AUFGABE =
Was diente laut dem Seitenauszug zur Architektur Athens in den Häusern der alten Griechen häufig als Bodenbelag?
**** SEITENAUSZUG
Warum sieht Athen so aus, wie es aussieht? Welche Teile der Architektur stammen aus dem antiken Griechenland? Welche Gebäude stammen aus den Entwicklungen der letzten 100 Jahre? Was sind die jüngsten Veränderungen in der Architektur von Athen?

Einflüsse aus dem antiken Griechenland
Möbel und Dekoration
Viele Häuser in Athen folgen heute den gleichen Einrichtungstrends wie im antiken Griechenland. Die Häuser der alten Griechen waren spärlich möbliert. Schilf oder Strohmatten dienten häufig als Bodenbelag, und in den Zimmern gab es einfache Holzstühle, Tische und Betten aus Gras oder tierischen Produkten wie Wolle oder Federn.
Zwar sind nicht mehr alle diese Materialien gebräuchlich, aber Holz- und Schilfprodukte sind in Athen nach wie vor sehr beliebt.
Im antiken Griechenland hatten wohlhabendere Familien vielleicht Mosaike oder Gemälde, um ihre Häuser zu schmücken, aber im Allgemeinen zogen es die Griechen vor, ihren Reichtum durch Schmuck, aufwendige Kleidung und üppige Feste zur Schau zu stellen, statt durch Innenarchitektur.
Die Häuser der alten Griechen waren praktische, bescheidene und oft gemeinsam genutzte Räume, in denen die Familien lebten, arbeiteten und ihren täglichen Aufgaben nachgingen. Ihre wahre Schönheit lag nicht in ihrer Pracht, sondern in ihrer Anpassungsfähigkeit und Funktionalität.
Das Zuhause als Arbeitsraum
Ist es möglich, dass das "Home Office" von den alten Griechen erfunden wurde, bevor es Computer gab?
Häuser im antiken Griechenland waren nicht nur Orte zum Leben, sondern auch Orte zum Arbeiten. Viele Familien hatten Bereiche, die für ihr Handwerk reserviert waren, sei es das Weben, die Käseherstellung oder das Reparieren von Sandalen. Diese Tätigkeiten fanden oft im Hof, auf dem Flachdach oder sogar im Haus selbst statt. Wohlhabendere Familien hatten vielleicht angegliederte Werkstätten oder Geschäfte, aber für die meisten Menschen verschmolzen Arbeit und Leben im selben Raum.
Während das antike Griechenland für seine kunstvollen Tempel und beeindruckenden öffentlichen Räume bekannt ist, waren die Häuser des täglichen Lebens weitaus zweckmäßiger. Diese Häuser wurden gebaut, um den Bedürfnissen ihrer Bewohner zu dienen, oft ohne viel Luxus oder Dekoration. Trotz der bescheidenen Materialien und einfachen Grundrisse waren diese Häuser das Zentrum des griechischen Familienlebens und spiegelten eine Kultur wider, die Praktikabilität und Einfallsreichtum gegenüber Opulenz im privaten Bereich schätzte.
********
**** GESPEICHERTE DATEN
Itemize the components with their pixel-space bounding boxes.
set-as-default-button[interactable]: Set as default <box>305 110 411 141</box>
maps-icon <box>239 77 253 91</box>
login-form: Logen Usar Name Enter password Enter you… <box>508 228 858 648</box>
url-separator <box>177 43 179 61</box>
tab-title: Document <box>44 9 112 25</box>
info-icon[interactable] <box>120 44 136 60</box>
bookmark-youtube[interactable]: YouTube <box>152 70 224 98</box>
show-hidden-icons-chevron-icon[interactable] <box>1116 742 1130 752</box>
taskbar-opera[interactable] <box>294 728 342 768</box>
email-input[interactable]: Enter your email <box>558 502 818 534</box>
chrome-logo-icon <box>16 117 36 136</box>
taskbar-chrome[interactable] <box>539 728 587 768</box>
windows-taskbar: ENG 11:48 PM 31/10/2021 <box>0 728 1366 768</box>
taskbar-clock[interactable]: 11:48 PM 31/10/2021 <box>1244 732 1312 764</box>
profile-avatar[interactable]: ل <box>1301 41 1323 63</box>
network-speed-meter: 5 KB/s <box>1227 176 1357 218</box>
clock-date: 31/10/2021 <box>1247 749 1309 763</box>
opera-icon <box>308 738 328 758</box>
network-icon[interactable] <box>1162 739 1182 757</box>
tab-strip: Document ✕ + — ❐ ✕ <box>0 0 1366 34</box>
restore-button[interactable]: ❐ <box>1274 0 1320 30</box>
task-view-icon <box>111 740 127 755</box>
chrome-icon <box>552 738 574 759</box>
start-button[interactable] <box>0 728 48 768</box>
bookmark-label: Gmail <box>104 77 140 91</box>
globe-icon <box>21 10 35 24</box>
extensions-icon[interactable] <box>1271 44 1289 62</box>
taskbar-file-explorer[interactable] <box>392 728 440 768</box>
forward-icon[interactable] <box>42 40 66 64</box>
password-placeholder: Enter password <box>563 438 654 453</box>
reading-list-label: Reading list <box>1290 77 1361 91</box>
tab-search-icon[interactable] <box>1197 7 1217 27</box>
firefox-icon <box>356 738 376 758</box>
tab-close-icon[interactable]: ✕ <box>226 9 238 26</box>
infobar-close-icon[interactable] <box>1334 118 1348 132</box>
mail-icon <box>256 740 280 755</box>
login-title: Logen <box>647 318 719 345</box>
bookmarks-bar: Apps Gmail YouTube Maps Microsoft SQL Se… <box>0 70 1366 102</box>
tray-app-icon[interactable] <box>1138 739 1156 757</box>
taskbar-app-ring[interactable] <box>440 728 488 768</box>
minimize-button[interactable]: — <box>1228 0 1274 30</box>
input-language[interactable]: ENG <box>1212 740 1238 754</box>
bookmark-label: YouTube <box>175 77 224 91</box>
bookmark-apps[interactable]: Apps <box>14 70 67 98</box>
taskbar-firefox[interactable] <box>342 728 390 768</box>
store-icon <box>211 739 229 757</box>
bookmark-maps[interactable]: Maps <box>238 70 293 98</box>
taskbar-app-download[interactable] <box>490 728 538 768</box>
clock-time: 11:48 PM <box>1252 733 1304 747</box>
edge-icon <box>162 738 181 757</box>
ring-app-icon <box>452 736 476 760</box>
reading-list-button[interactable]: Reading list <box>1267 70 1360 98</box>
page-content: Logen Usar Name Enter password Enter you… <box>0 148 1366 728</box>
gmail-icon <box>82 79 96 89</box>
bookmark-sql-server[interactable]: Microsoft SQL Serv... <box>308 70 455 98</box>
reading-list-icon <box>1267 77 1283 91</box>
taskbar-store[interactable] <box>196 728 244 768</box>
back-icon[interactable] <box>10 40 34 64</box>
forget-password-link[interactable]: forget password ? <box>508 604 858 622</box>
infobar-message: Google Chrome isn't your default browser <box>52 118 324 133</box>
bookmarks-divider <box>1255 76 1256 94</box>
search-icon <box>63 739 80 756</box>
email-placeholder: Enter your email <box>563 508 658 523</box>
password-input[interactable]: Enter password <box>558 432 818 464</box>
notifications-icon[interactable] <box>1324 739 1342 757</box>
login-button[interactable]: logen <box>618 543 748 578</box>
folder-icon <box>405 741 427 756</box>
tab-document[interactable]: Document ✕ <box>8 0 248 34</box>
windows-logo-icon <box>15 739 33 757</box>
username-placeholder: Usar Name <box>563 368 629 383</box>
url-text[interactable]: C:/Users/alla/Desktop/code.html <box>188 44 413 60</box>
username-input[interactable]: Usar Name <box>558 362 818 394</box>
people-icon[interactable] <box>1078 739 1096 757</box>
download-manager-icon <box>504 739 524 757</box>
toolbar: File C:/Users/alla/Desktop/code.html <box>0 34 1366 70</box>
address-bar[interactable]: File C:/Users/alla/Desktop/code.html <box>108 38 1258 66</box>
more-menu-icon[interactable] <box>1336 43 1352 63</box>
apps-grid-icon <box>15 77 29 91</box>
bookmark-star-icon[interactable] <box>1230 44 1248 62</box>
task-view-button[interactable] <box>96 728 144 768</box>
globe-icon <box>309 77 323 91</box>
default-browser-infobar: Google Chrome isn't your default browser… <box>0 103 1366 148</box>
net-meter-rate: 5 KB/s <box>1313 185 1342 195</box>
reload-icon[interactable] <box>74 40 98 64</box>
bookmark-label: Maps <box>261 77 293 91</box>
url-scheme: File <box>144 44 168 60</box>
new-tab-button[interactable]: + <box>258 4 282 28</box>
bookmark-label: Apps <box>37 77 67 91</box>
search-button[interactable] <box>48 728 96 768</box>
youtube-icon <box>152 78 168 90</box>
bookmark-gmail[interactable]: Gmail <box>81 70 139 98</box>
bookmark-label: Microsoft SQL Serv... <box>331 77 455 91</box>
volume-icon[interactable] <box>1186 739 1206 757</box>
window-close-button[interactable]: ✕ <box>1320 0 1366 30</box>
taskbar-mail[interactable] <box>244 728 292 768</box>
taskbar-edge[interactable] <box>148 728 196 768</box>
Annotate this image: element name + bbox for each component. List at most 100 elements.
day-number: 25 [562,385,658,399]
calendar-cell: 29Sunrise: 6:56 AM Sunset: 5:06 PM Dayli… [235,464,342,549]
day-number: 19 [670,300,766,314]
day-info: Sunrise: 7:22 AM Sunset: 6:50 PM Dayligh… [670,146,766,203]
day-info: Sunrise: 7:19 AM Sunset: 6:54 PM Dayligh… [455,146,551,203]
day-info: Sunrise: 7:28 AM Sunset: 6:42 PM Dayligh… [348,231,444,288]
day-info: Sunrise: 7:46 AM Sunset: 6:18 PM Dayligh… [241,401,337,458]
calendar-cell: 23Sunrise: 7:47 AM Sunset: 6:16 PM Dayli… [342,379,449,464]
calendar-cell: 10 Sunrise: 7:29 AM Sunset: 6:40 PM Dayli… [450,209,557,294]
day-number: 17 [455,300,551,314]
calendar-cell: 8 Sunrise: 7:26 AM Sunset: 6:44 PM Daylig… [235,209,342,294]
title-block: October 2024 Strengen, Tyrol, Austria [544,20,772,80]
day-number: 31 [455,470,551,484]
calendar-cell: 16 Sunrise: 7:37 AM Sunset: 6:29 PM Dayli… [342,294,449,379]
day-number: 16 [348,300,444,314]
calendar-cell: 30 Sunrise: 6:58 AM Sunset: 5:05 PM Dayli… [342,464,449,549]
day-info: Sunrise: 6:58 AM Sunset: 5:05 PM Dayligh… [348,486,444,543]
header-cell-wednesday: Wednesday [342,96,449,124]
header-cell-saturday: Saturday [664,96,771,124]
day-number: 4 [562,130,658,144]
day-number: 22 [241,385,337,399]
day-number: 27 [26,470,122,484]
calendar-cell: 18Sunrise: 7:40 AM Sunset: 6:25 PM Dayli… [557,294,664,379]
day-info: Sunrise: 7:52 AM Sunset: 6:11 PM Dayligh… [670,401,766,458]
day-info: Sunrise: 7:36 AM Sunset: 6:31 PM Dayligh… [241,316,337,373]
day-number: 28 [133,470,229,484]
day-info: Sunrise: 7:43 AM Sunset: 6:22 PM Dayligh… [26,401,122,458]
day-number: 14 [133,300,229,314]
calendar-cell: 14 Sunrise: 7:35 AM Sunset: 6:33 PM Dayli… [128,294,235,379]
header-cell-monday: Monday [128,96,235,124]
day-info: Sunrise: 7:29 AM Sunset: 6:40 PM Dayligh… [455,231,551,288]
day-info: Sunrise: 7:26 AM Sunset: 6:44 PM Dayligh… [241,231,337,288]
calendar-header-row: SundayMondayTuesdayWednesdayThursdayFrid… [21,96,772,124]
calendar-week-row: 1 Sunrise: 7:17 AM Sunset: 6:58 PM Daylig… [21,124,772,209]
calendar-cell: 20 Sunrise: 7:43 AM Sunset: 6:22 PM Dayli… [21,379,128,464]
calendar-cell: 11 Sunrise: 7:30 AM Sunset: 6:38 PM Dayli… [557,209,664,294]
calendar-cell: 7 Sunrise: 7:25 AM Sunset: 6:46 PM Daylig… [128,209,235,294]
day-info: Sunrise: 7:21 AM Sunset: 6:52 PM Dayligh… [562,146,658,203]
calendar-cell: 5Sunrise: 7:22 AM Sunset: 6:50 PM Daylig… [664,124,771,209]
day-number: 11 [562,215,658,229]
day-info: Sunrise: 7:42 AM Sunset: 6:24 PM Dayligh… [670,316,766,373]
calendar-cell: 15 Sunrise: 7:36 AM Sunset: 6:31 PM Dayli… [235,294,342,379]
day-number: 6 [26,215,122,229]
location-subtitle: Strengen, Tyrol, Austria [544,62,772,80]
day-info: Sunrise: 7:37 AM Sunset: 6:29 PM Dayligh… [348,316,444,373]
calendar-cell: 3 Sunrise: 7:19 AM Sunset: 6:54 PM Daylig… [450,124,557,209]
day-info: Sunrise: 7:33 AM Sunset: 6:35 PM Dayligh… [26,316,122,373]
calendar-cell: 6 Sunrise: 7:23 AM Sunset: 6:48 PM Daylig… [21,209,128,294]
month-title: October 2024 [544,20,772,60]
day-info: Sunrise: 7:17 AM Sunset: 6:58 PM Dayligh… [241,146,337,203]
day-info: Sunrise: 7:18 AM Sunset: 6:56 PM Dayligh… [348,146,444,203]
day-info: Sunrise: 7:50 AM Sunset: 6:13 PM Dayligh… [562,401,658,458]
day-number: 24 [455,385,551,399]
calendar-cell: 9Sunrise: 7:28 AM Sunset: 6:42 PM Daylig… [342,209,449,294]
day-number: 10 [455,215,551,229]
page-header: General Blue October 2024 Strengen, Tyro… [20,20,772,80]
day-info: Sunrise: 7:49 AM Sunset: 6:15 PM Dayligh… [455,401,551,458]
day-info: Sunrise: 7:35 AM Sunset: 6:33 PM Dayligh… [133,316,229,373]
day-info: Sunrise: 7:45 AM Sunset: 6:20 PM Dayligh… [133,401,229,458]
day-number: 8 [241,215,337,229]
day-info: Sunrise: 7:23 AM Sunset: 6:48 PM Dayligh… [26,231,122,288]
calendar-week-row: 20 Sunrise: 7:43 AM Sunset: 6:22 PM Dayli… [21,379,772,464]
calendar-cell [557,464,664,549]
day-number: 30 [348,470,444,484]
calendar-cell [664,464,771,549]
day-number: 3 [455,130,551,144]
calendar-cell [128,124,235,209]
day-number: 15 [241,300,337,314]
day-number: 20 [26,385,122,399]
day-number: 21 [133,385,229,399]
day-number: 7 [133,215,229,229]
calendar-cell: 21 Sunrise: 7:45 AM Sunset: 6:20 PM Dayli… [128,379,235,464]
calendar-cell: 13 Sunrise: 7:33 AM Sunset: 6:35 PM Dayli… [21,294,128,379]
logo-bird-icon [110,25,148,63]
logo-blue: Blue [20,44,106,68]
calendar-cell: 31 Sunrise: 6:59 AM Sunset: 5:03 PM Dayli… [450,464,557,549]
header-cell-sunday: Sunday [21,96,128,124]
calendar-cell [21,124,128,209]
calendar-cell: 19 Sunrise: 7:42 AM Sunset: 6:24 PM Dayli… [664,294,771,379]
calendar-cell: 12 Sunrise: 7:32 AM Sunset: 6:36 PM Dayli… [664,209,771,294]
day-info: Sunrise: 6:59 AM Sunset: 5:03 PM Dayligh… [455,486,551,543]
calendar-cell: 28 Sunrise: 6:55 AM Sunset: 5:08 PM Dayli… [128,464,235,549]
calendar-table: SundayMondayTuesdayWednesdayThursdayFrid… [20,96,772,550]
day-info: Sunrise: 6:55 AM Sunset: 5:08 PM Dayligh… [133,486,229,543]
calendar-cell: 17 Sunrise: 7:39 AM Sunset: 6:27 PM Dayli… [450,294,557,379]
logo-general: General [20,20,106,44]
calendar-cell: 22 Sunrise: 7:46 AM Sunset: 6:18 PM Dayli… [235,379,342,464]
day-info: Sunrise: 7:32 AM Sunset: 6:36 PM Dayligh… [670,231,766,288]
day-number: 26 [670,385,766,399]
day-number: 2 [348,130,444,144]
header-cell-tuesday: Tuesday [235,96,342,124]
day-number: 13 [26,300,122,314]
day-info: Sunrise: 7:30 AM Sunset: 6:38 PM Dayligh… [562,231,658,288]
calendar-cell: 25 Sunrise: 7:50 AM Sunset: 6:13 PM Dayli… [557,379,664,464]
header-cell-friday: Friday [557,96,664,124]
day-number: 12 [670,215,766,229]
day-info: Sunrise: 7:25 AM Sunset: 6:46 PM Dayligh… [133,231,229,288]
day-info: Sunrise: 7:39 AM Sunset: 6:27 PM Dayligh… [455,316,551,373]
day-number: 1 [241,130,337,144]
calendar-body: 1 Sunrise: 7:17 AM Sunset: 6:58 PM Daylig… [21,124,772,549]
********
ANTWORT FOLGT =
Schilf oder Strohmatten.